[Data entries]
--------
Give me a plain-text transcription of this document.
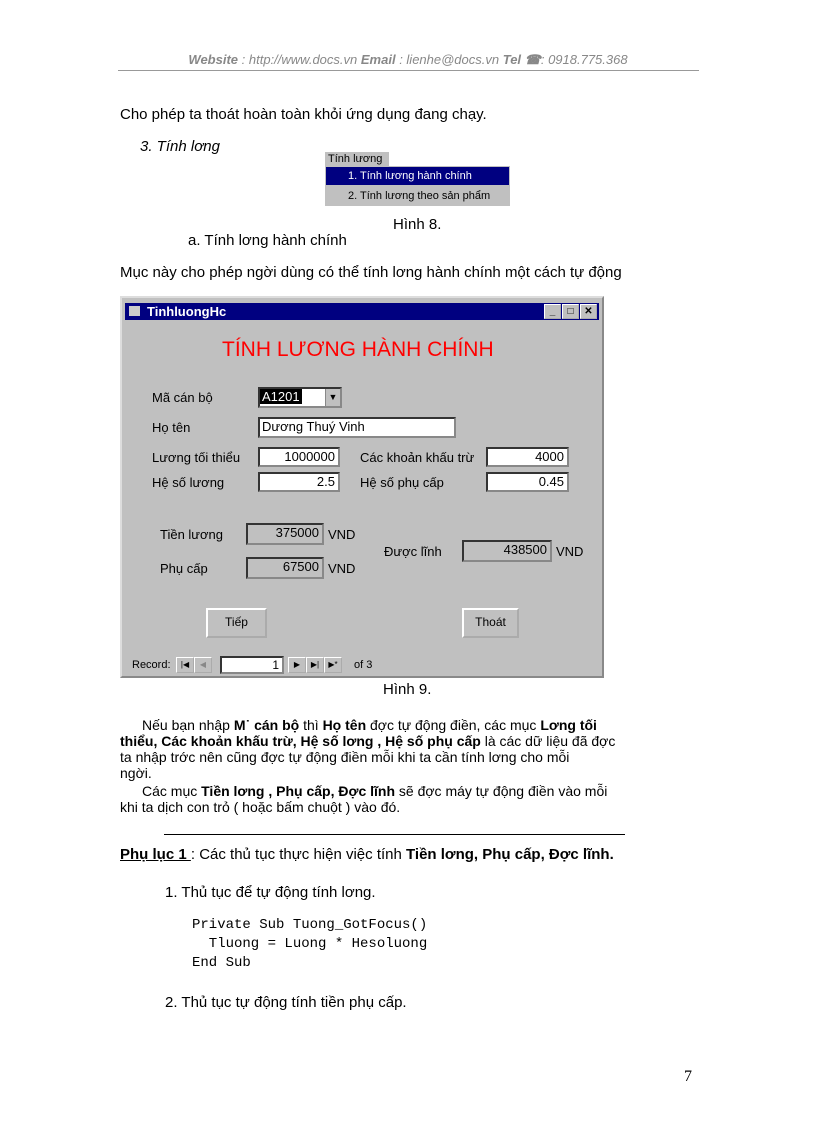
Website : http://www.docs.vn Email : lienhe@docs.vn Tel ☎: 0918.775.368
Cho phép ta thoát hoàn toàn khỏi ứng dụng đang chạy.
3. Tính lơng
Tính lương
1. Tính lương hành chính
2. Tính lương theo sản phẩm
Hình 8.
a. Tính lơng hành chính
Mục này cho phép ngời dùng có thể tính lơng hành chính một cách tự động
TinhluongHc	_	□	✕
TÍNH LƯƠNG HÀNH CHÍNH
Mã cán bộ	A1201	▼
Họ tên	Dương Thuý Vinh
Lương tối thiểu	1000000	Các khoản khấu trừ	4000
Hệ số lương	2.5	Hệ số phụ cấp	0.45
Tiền lương	375000 VND
Phụ cấp	67500 VND
Được lĩnh	438500 VND
Tiếp	Thoát
Record:	|◀	◀	1	▶	▶|	▶*	of 3
Hình 9.
Nếu bạn nhập M˙ cán bộ thì Họ tên đợc tự động điền, các mục Lơng tối
thiểu, Các khoản khấu trừ, Hệ số lơng , Hệ số phụ cấp là các dữ liệu đã đợc
ta nhập trớc nên cũng đợc tự động điền mỗi khi ta cần tính lơng cho mỗi
ngời.
Các mục Tiền lơng , Phụ cấp, Đợc lĩnh sẽ đợc máy tự động điền vào mỗi
khi ta dịch con trỏ ( hoặc bấm chuột ) vào đó.
Phụ lục 1 : Các thủ tục thực hiện việc tính Tiền lơng, Phụ cấp, Đợc lĩnh.
1. Thủ tục để tự động tính lơng.
Private Sub Tuong_GotFocus()
Tluong = Luong * Hesoluong
End Sub
2. Thủ tục tự động tính tiền phụ cấp.
7
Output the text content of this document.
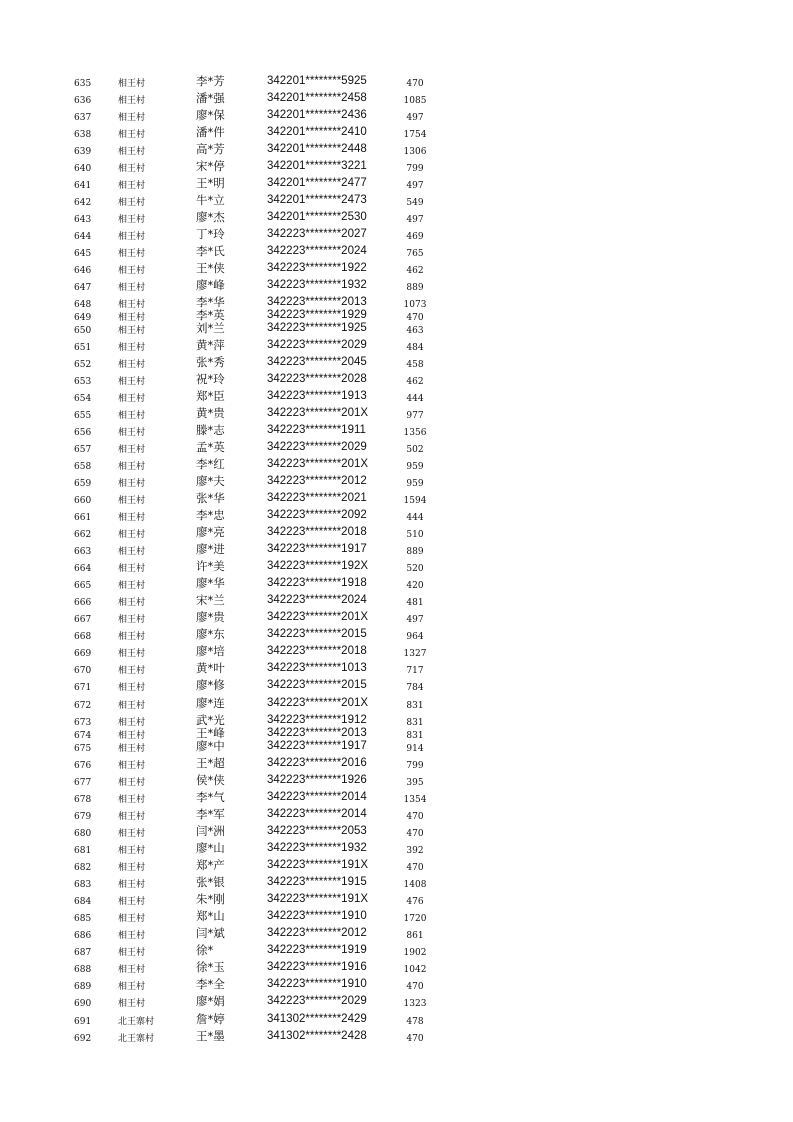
635	相王村	李*芳	342201********5925	470
636	相王村	潘*强	342201********2458	1085
637	相王村	廖*保	342201********2436	497
638	相王村	潘*件	342201********2410	1754
639	相王村	高*芳	342201********2448	1306
640	相王村	宋*停	342201********3221	799
641	相王村	王*明	342201********2477	497
642	相王村	牛*立	342201********2473	549
643	相王村	廖*杰	342201********2530	497
644	相王村	丁*玲	342223********2027	469
645	相王村	李*氏	342223********2024	765
646	相王村	王*侠	342223********1922	462
647	相王村	廖*峰	342223********1932	889
648	相王村	李*华	342223********2013	1073
649	相王村	李*英	342223********1929	470
650	相王村	刘*兰	342223********1925	463
651	相王村	黄*萍	342223********2029	484
652	相王村	张*秀	342223********2045	458
653	相王村	祝*玲	342223********2028	462
654	相王村	郑*臣	342223********1913	444
655	相王村	黄*贵	342223********201X	977
656	相王村	滕*志	342223********1911	1356
657	相王村	孟*英	342223********2029	502
658	相王村	李*红	342223********201X	959
659	相王村	廖*夫	342223********2012	959
660	相王村	张*华	342223********2021	1594
661	相王村	李*忠	342223********2092	444
662	相王村	廖*亮	342223********2018	510
663	相王村	廖*进	342223********1917	889
664	相王村	许*美	342223********192X	520
665	相王村	廖*华	342223********1918	420
666	相王村	宋*兰	342223********2024	481
667	相王村	廖*贵	342223********201X	497
668	相王村	廖*东	342223********2015	964
669	相王村	廖*培	342223********2018	1327
670	相王村	黄*叶	342223********1013	717
671	相王村	廖*修	342223********2015	784
672	相王村	廖*连	342223********201X	831
673	相王村	武*光	342223********1912	831
674	相王村	王*峰	342223********2013	831
675	相王村	廖*中	342223********1917	914
676	相王村	王*超	342223********2016	799
677	相王村	侯*侠	342223********1926	395
678	相王村	李*气	342223********2014	1354
679	相王村	李*军	342223********2014	470
680	相王村	闫*洲	342223********2053	470
681	相王村	廖*山	342223********1932	392
682	相王村	郑*产	342223********191X	470
683	相王村	张*银	342223********1915	1408
684	相王村	朱*刚	342223********191X	476
685	相王村	郑*山	342223********1910	1720
686	相王村	闫*斌	342223********2012	861
687	相王村	徐*	342223********1919	1902
688	相王村	徐*玉	342223********1916	1042
689	相王村	李*全	342223********1910	470
690	相王村	廖*娟	342223********2029	1323
691	北王寨村	詹*婷	341302********2429	478
692	北王寨村	王*墨	341302********2428	470
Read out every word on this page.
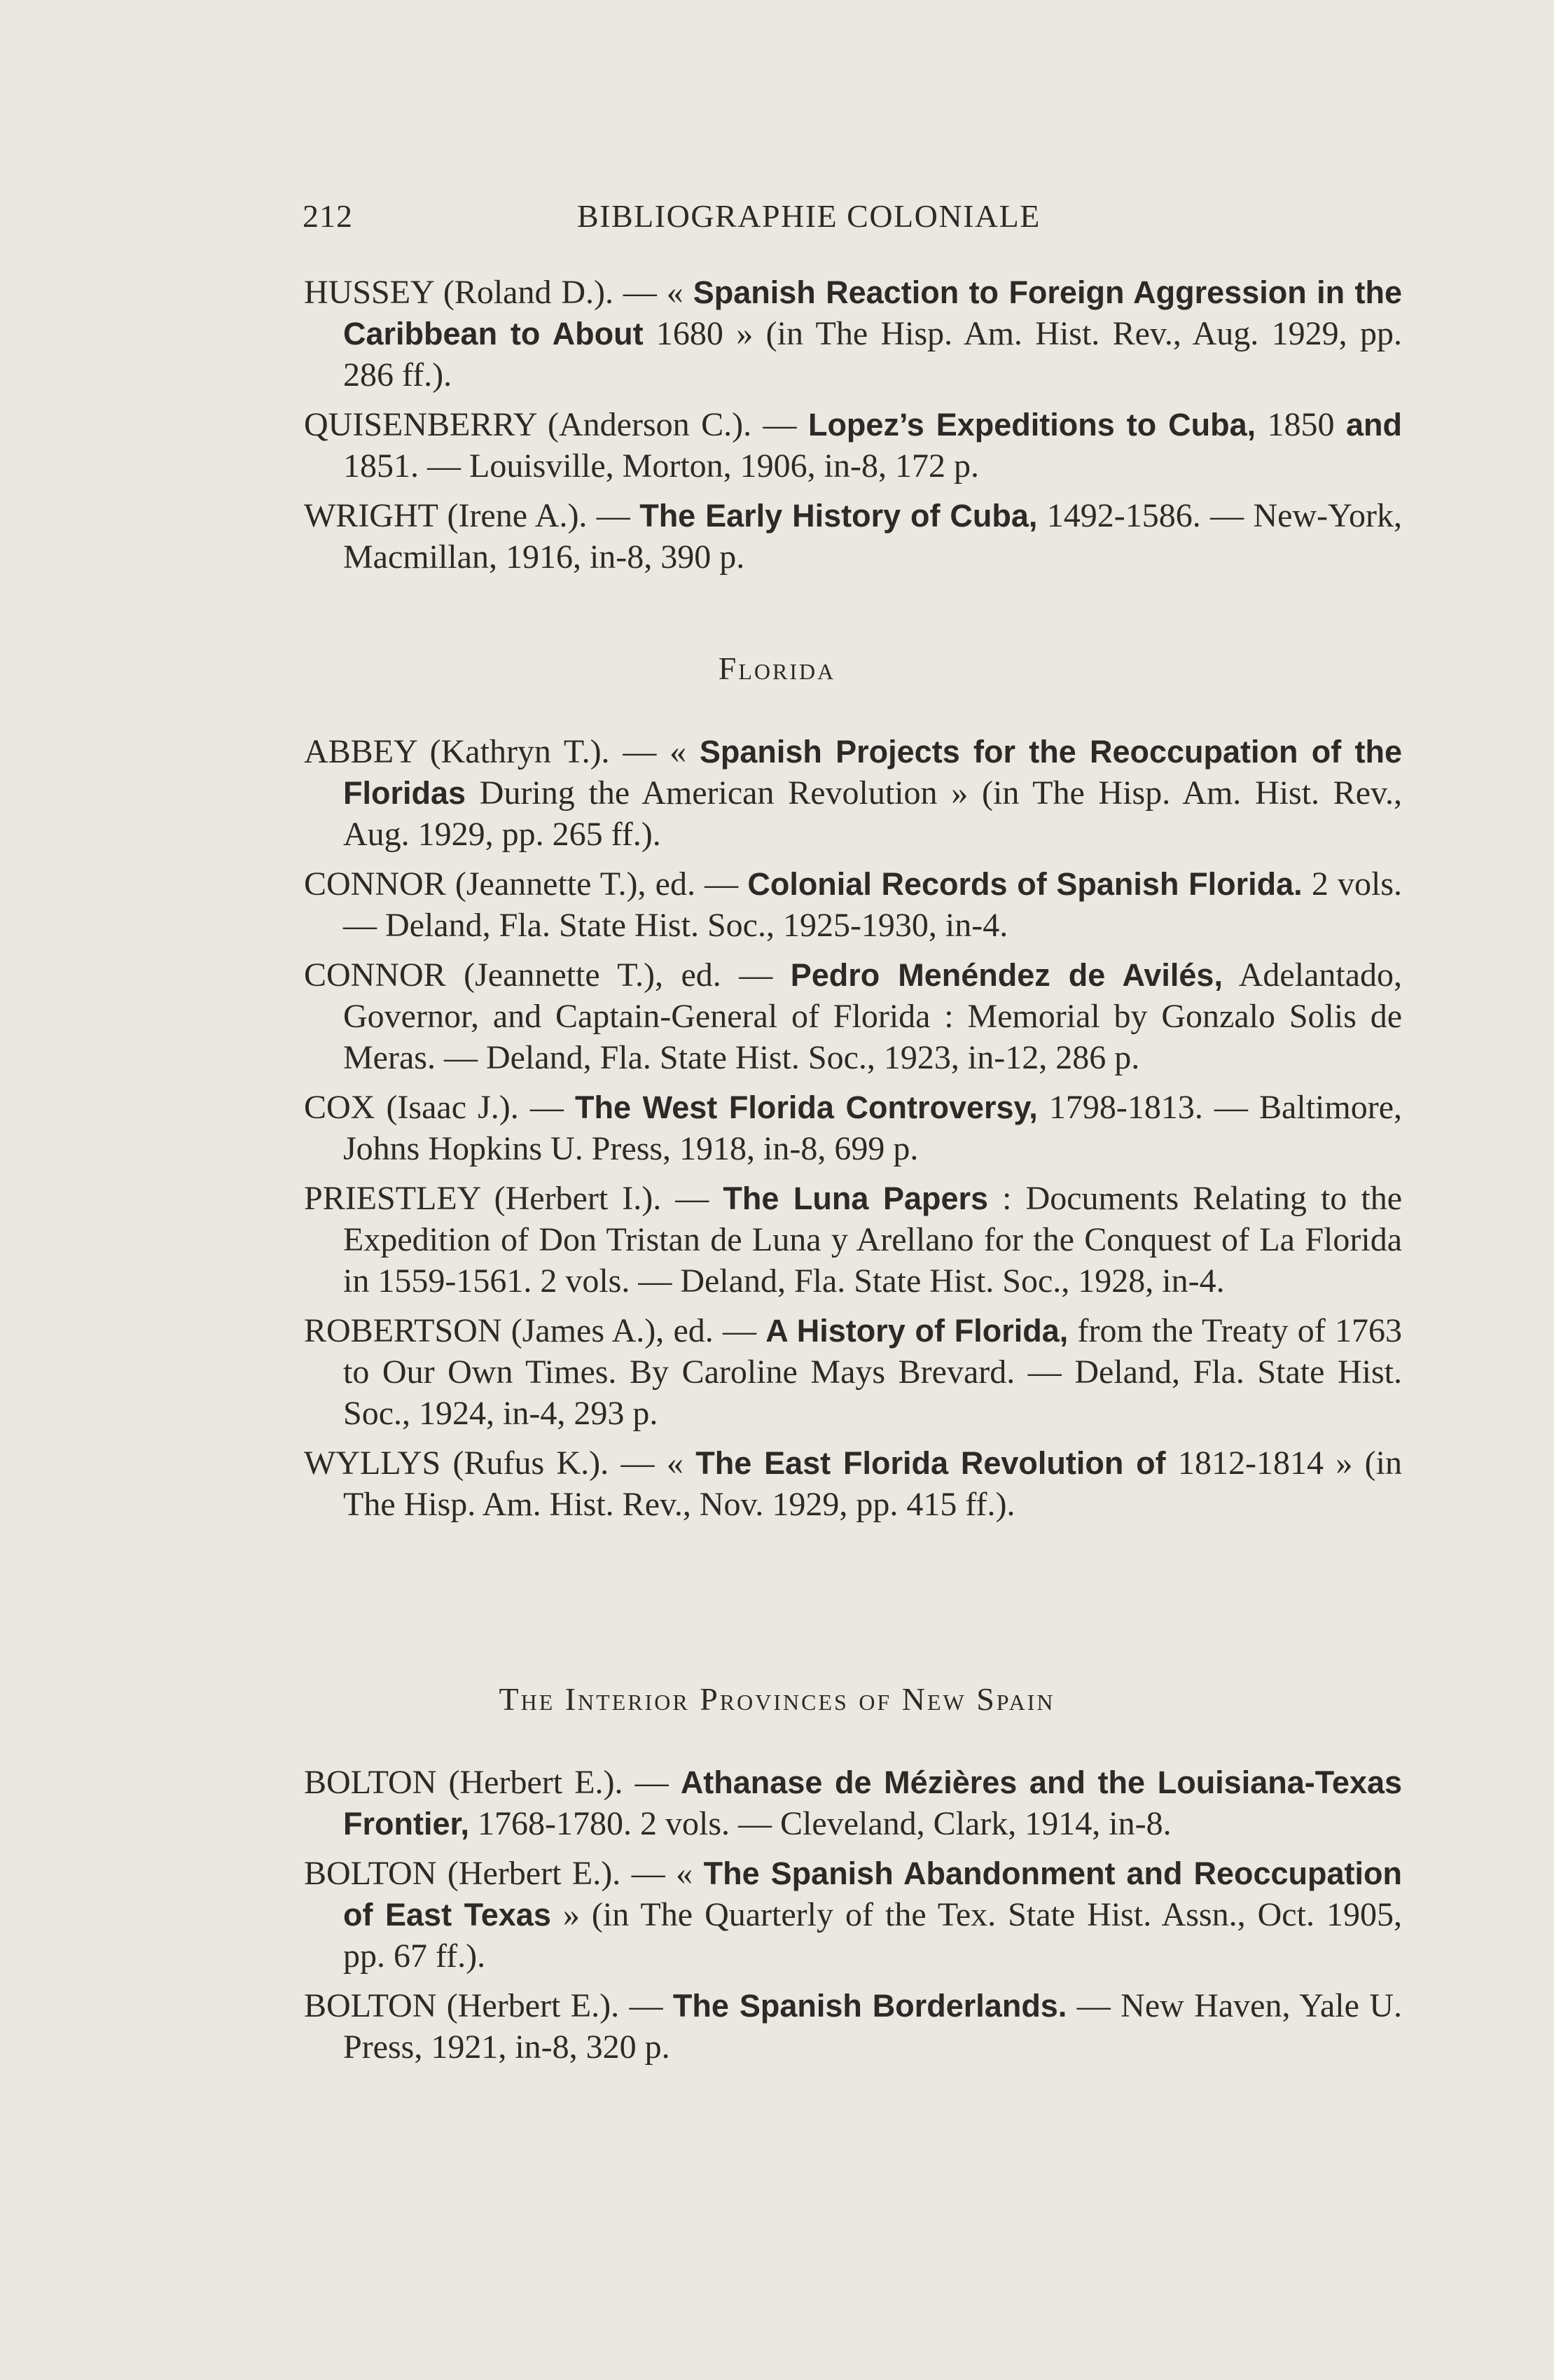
212	BIBLIOGRAPHIE COLONIALE

HUSSEY (Roland D.). — « Spanish Reaction to Foreign Aggression in the Caribbean to About 1680 » (in The Hisp. Am. Hist. Rev., Aug. 1929, pp. 286 ff.).

QUISENBERRY (Anderson C.). — Lopez’s Expeditions to Cuba, 1850 and 1851. — Louisville, Morton, 1906, in-8, 172 p.

WRIGHT (Irene A.). — The Early History of Cuba, 1492-1586. — New-York, Macmillan, 1916, in-8, 390 p.

Florida

ABBEY (Kathryn T.). — « Spanish Projects for the Reoccupation of the Floridas During the American Revolution » (in The Hisp. Am. Hist. Rev., Aug. 1929, pp. 265 ff.).

CONNOR (Jeannette T.), ed. — Colonial Records of Spanish Florida. 2 vols. — Deland, Fla. State Hist. Soc., 1925-1930, in-4.

CONNOR (Jeannette T.), ed. — Pedro Menéndez de Avilés, Adelantado, Governor, and Captain-General of Florida : Memorial by Gonzalo Solis de Meras. — Deland, Fla. State Hist. Soc., 1923, in-12, 286 p.

COX (Isaac J.). — The West Florida Controversy, 1798-1813. — Baltimore, Johns Hopkins U. Press, 1918, in-8, 699 p.

PRIESTLEY (Herbert I.). — The Luna Papers : Documents Relating to the Expedition of Don Tristan de Luna y Arellano for the Conquest of La Florida in 1559-1561. 2 vols. — Deland, Fla. State Hist. Soc., 1928, in-4.

ROBERTSON (James A.), ed. — A History of Florida, from the Treaty of 1763 to Our Own Times. By Caroline Mays Brevard. — Deland, Fla. State Hist. Soc., 1924, in-4, 293 p.

WYLLYS (Rufus K.). — « The East Florida Revolution of 1812-1814 » (in The Hisp. Am. Hist. Rev., Nov. 1929, pp. 415 ff.).

The Interior Provinces of New Spain

BOLTON (Herbert E.). — Athanase de Mézières and the Louisiana-Texas Frontier, 1768-1780. 2 vols. — Cleveland, Clark, 1914, in-8.

BOLTON (Herbert E.). — « The Spanish Abandonment and Reoccupation of East Texas » (in The Quarterly of the Tex. State Hist. Assn., Oct. 1905, pp. 67 ff.).

BOLTON (Herbert E.). — The Spanish Borderlands. — New Haven, Yale U. Press, 1921, in-8, 320 p.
--------
> [Stated goal] Transcribe the records word for word and include no pictures.

> [Response for this exercise]
Give me a plain-text transcription of this document.
Website : http://www.docs.vn Email : lienhe@docs.vn Tel ☎: 0918.775.368
Cho phép ta thoát hoàn toàn khỏi ứng dụng đang chạy.
3. Tính lơng
Tính lương
1. Tính lương hành chính
2. Tính lương theo sản phẩm
Hình 8.
a. Tính lơng hành chính
Mục này cho phép ngời dùng có thể tính lơng hành chính một cách tự động
TinhluongHc	_	□	✕
TÍNH LƯƠNG HÀNH CHÍNH
Mã cán bộ	A1201	▼
Họ tên	Dương Thuý Vinh
Lương tối thiểu	1000000	Các khoản khấu trừ	4000
Hệ số lương	2.5	Hệ số phụ cấp	0.45
Tiền lương	375000 VND
Phụ cấp	67500 VND
Được lĩnh	438500 VND
Tiếp	Thoát
Record:	|◀	◀	1	▶	▶|	▶*	of 3
Hình 9.
Nếu bạn nhập M˙ cán bộ thì Họ tên đợc tự động điền, các mục Lơng tối
thiểu, Các khoản khấu trừ, Hệ số lơng , Hệ số phụ cấp là các dữ liệu đã đợc
ta nhập trớc nên cũng đợc tự động điền mỗi khi ta cần tính lơng cho mỗi
ngời.
Các mục Tiền lơng , Phụ cấp, Đợc lĩnh sẽ đợc máy tự động điền vào mỗi
khi ta dịch con trỏ ( hoặc bấm chuột ) vào đó.
Phụ lục 1 : Các thủ tục thực hiện việc tính Tiền lơng, Phụ cấp, Đợc lĩnh.
1. Thủ tục để tự động tính lơng.
Private Sub Tuong_GotFocus()
Tluong = Luong * Hesoluong
End Sub
2. Thủ tục tự động tính tiền phụ cấp.
7
Output the text content of this document.
635	相王村	李*芳	342201********5925	470
636	相王村	潘*强	342201********2458	1085
637	相王村	廖*保	342201********2436	497
638	相王村	潘*件	342201********2410	1754
639	相王村	高*芳	342201********2448	1306
640	相王村	宋*停	342201********3221	799
641	相王村	王*明	342201********2477	497
642	相王村	牛*立	342201********2473	549
643	相王村	廖*杰	342201********2530	497
644	相王村	丁*玲	342223********2027	469
645	相王村	李*氏	342223********2024	765
646	相王村	王*侠	342223********1922	462
647	相王村	廖*峰	342223********1932	889
648	相王村	李*华	342223********2013	1073
649	相王村	李*英	342223********1929	470
650	相王村	刘*兰	342223********1925	463
651	相王村	黄*萍	342223********2029	484
652	相王村	张*秀	342223********2045	458
653	相王村	祝*玲	342223********2028	462
654	相王村	郑*臣	342223********1913	444
655	相王村	黄*贵	342223********201X	977
656	相王村	滕*志	342223********1911	1356
657	相王村	孟*英	342223********2029	502
658	相王村	李*红	342223********201X	959
659	相王村	廖*夫	342223********2012	959
660	相王村	张*华	342223********2021	1594
661	相王村	李*忠	342223********2092	444
662	相王村	廖*亮	342223********2018	510
663	相王村	廖*进	342223********1917	889
664	相王村	许*美	342223********192X	520
665	相王村	廖*华	342223********1918	420
666	相王村	宋*兰	342223********2024	481
667	相王村	廖*贵	342223********201X	497
668	相王村	廖*东	342223********2015	964
669	相王村	廖*培	342223********2018	1327
670	相王村	黄*叶	342223********1013	717
671	相王村	廖*修	342223********2015	784
672	相王村	廖*连	342223********201X	831
673	相王村	武*光	342223********1912	831
674	相王村	王*峰	342223********2013	831
675	相王村	廖*中	342223********1917	914
676	相王村	王*超	342223********2016	799
677	相王村	侯*侠	342223********1926	395
678	相王村	李*气	342223********2014	1354
679	相王村	李*军	342223********2014	470
680	相王村	闫*洲	342223********2053	470
681	相王村	廖*山	342223********1932	392
682	相王村	郑*产	342223********191X	470
683	相王村	张*银	342223********1915	1408
684	相王村	朱*刚	342223********191X	476
685	相王村	郑*山	342223********1910	1720
686	相王村	闫*斌	342223********2012	861
687	相王村	徐*	342223********1919	1902
688	相王村	徐*玉	342223********1916	1042
689	相王村	李*全	342223********1910	470
690	相王村	廖*娟	342223********2029	1323
691	北王寨村	詹*婷	341302********2429	478
692	北王寨村	王*墨	341302********2428	470
Read out every word on this page.
212	BIBLIOGRAPHIE COLONIALE

HUSSEY (Roland D.). — « Spanish Reaction to Foreign Aggression in the Caribbean to About 1680 » (in The Hisp. Am. Hist. Rev., Aug. 1929, pp. 286 ff.).

QUISENBERRY (Anderson C.). — Lopez’s Expeditions to Cuba, 1850 and 1851. — Louisville, Morton, 1906, in-8, 172 p.

WRIGHT (Irene A.). — The Early History of Cuba, 1492-1586. — New-York, Macmillan, 1916, in-8, 390 p.

Florida

ABBEY (Kathryn T.). — « Spanish Projects for the Reoccupation of the Floridas During the American Revolution » (in The Hisp. Am. Hist. Rev., Aug. 1929, pp. 265 ff.).

CONNOR (Jeannette T.), ed. — Colonial Records of Spanish Florida. 2 vols. — Deland, Fla. State Hist. Soc., 1925-1930, in-4.

CONNOR (Jeannette T.), ed. — Pedro Menéndez de Avilés, Adelantado, Governor, and Captain-General of Florida : Memorial by Gonzalo Solis de Meras. — Deland, Fla. State Hist. Soc., 1923, in-12, 286 p.

COX (Isaac J.). — The West Florida Controversy, 1798-1813. — Baltimore, Johns Hopkins U. Press, 1918, in-8, 699 p.

PRIESTLEY (Herbert I.). — The Luna Papers : Documents Relating to the Expedition of Don Tristan de Luna y Arellano for the Conquest of La Florida in 1559-1561. 2 vols. — Deland, Fla. State Hist. Soc., 1928, in-4.

ROBERTSON (James A.), ed. — A History of Florida, from the Treaty of 1763 to Our Own Times. By Caroline Mays Brevard. — Deland, Fla. State Hist. Soc., 1924, in-4, 293 p.

WYLLYS (Rufus K.). — « The East Florida Revolution of 1812-1814 » (in The Hisp. Am. Hist. Rev., Nov. 1929, pp. 415 ff.).

The Interior Provinces of New Spain

BOLTON (Herbert E.). — Athanase de Mézières and the Louisiana-Texas Frontier, 1768-1780. 2 vols. — Cleveland, Clark, 1914, in-8.

BOLTON (Herbert E.). — « The Spanish Abandonment and Reoccupation of East Texas » (in The Quarterly of the Tex. State Hist. Assn., Oct. 1905, pp. 67 ff.).

BOLTON (Herbert E.). — The Spanish Borderlands. — New Haven, Yale U. Press, 1921, in-8, 320 p.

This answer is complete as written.